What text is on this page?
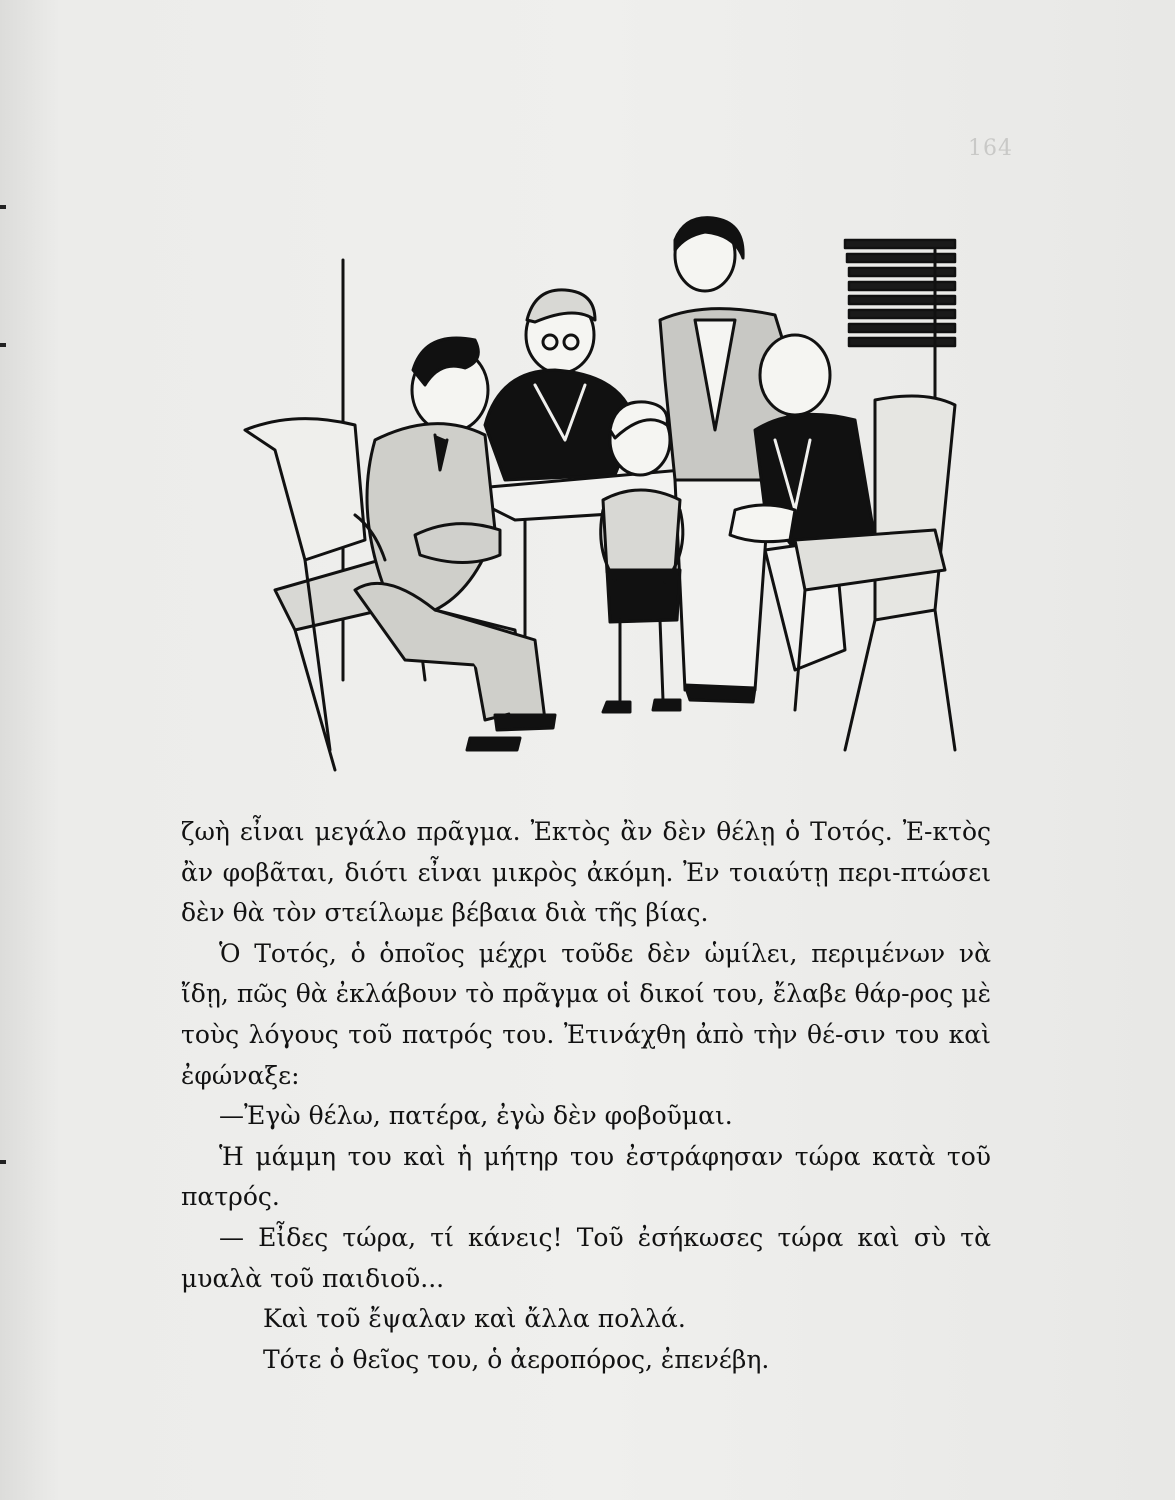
164

ζωὴ εἶναι μεγάλο πρᾶγμα. Ἐκτὸς ἂν δὲν θέλῃ ὁ Τοτός. Ἐ-κτὸς ἂν φοβᾶται, διότι εἶναι μικρὸς ἀκόμη. Ἐν τοιαύτῃ περι-πτώσει δὲν θὰ τὸν στείλωμε βέβαια διὰ τῆς βίας.

Ὁ Τοτός, ὁ ὁποῖος μέχρι τοῦδε δὲν ὡμίλει, περιμένων νὰ ἴδῃ, πῶς θὰ ἐκλάβουν τὸ πρᾶγμα οἱ δικοί του, ἔλαβε θάρ-ρος μὲ τοὺς λόγους τοῦ πατρός του. Ἐτινάχθη ἀπὸ τὴν θέ-σιν του καὶ ἐφώναξε:

—Ἐγὼ θέλω, πατέρα, ἐγὼ δὲν φοβοῦμαι.

Ἡ μάμμη του καὶ ἡ μήτηρ του ἐστράφησαν τώρα κατὰ τοῦ πατρός.

— Εἶδες τώρα, τί κάνεις! Τοῦ ἐσήκωσες τώρα καὶ σὺ τὰ μυαλὰ τοῦ παιδιοῦ...

Καὶ τοῦ ἔψαλαν καὶ ἄλλα πολλά.

Τότε ὁ θεῖος του, ὁ ἀεροπόρος, ἐπενέβη.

**DIRECTIONS:** Restate every record exactly, please; do not copy the pictures.

**TASK SOLUTION:**
What text is on this page?
164

ζωὴ εἶναι μεγάλο πρᾶγμα. Ἐκτὸς ἂν δὲν θέλῃ ὁ Τοτός. Ἐ-κτὸς ἂν φοβᾶται, διότι εἶναι μικρὸς ἀκόμη. Ἐν τοιαύτῃ περι-πτώσει δὲν θὰ τὸν στείλωμε βέβαια διὰ τῆς βίας.

Ὁ Τοτός, ὁ ὁποῖος μέχρι τοῦδε δὲν ὡμίλει, περιμένων νὰ ἴδῃ, πῶς θὰ ἐκλάβουν τὸ πρᾶγμα οἱ δικοί του, ἔλαβε θάρ-ρος μὲ τοὺς λόγους τοῦ πατρός του. Ἐτινάχθη ἀπὸ τὴν θέ-σιν του καὶ ἐφώναξε:

—Ἐγὼ θέλω, πατέρα, ἐγὼ δὲν φοβοῦμαι.

Ἡ μάμμη του καὶ ἡ μήτηρ του ἐστράφησαν τώρα κατὰ τοῦ πατρός.

— Εἶδες τώρα, τί κάνεις! Τοῦ ἐσήκωσες τώρα καὶ σὺ τὰ μυαλὰ τοῦ παιδιοῦ...

Καὶ τοῦ ἔψαλαν καὶ ἄλλα πολλά.

Τότε ὁ θεῖος του, ὁ ἀεροπόρος, ἐπενέβη.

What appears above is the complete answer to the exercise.